Copy each line of the records that contains the word "Project".
# Start of Records provided
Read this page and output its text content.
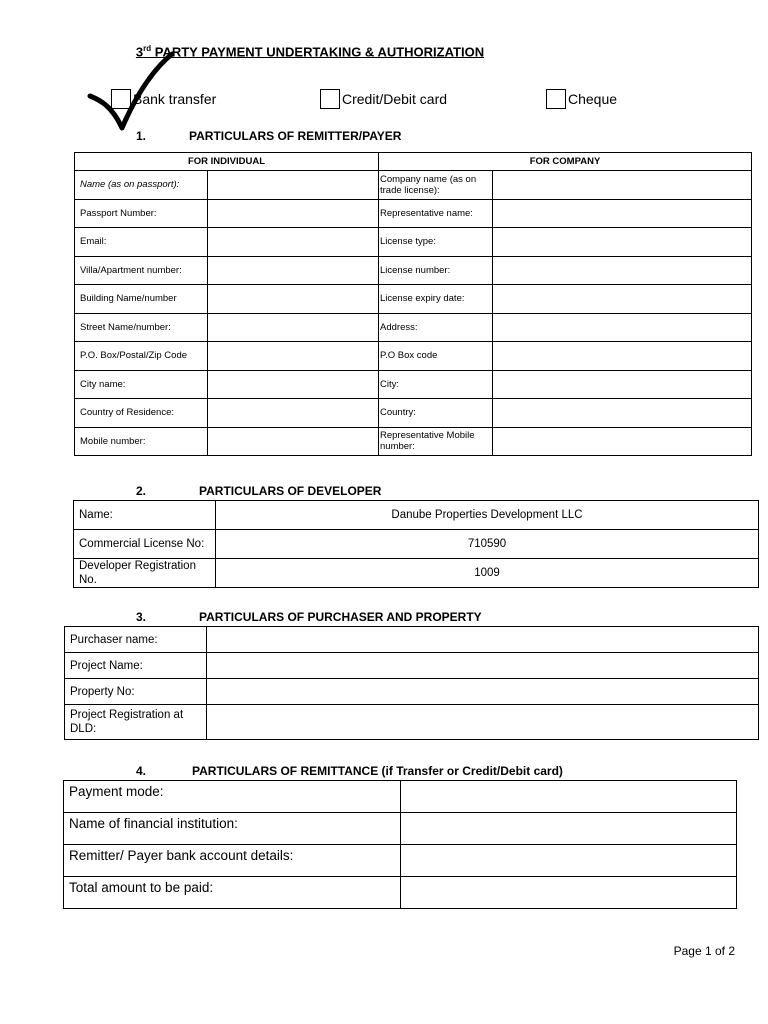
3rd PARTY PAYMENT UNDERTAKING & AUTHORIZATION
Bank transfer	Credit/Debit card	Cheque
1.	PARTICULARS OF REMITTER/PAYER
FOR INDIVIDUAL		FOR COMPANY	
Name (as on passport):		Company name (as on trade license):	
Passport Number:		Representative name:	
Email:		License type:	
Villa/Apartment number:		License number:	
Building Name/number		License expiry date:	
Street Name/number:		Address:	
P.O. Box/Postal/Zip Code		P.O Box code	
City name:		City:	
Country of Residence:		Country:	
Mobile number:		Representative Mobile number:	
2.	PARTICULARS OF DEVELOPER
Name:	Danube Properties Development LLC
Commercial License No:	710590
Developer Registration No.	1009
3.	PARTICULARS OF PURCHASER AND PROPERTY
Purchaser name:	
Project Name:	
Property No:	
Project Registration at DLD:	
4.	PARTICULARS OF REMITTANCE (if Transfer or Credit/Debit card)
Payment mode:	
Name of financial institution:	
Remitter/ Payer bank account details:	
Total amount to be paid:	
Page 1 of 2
# End of Records provided
# Start of Records provided
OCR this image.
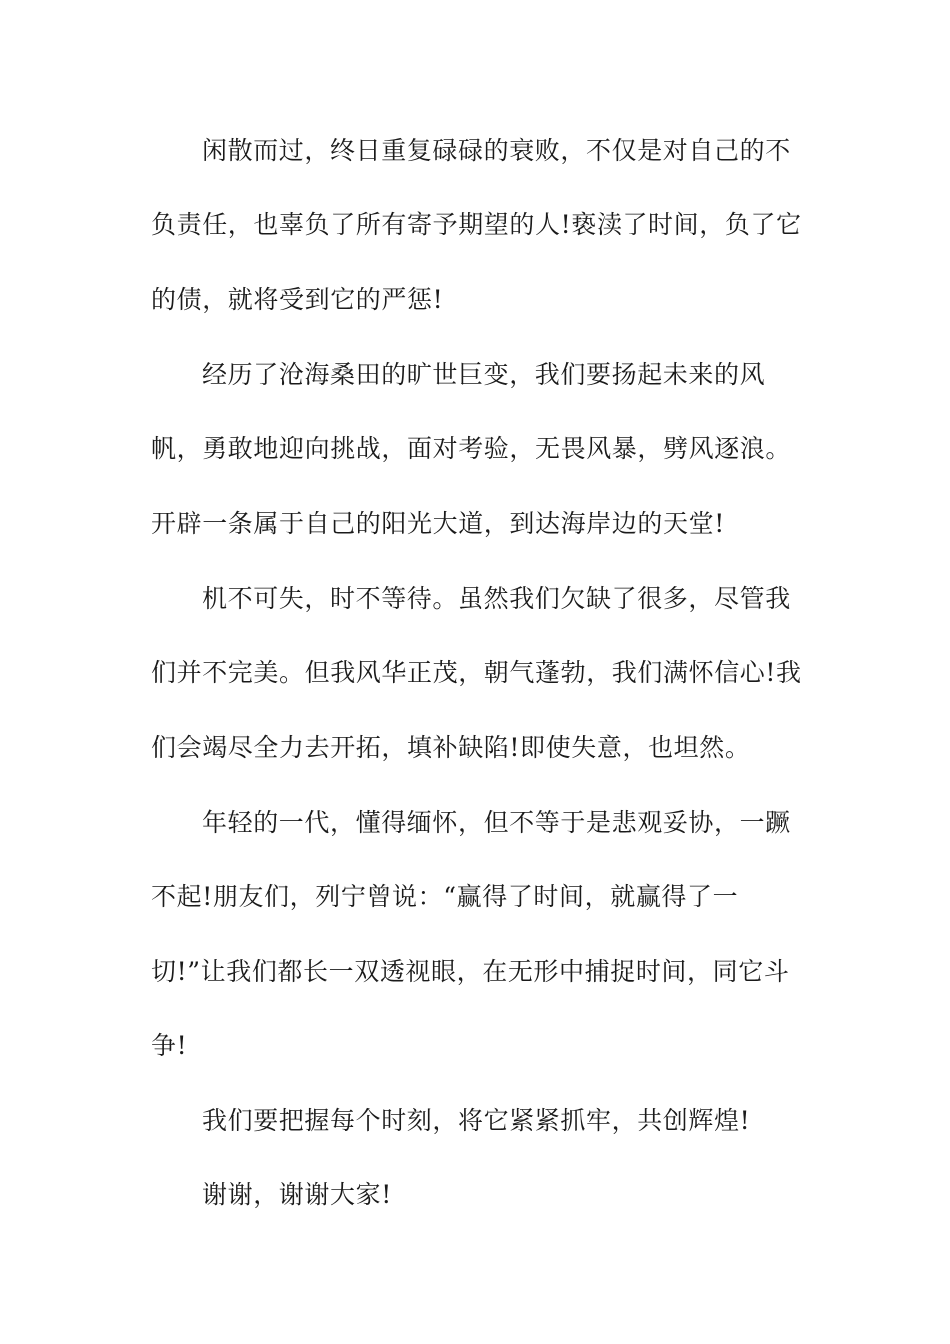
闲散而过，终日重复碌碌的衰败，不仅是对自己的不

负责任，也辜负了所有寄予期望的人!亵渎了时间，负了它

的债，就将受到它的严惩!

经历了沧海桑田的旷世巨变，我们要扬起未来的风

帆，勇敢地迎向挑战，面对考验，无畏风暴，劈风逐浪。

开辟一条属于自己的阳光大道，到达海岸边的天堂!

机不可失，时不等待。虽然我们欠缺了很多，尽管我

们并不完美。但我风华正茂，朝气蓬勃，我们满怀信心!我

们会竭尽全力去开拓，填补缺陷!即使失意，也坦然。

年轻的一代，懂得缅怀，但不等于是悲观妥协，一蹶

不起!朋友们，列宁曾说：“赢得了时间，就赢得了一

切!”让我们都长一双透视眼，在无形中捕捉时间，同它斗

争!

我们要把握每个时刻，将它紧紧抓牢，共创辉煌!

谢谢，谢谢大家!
# End of Records provided
_Result of this task_:
Project Name:	
Project Registration at DLD:	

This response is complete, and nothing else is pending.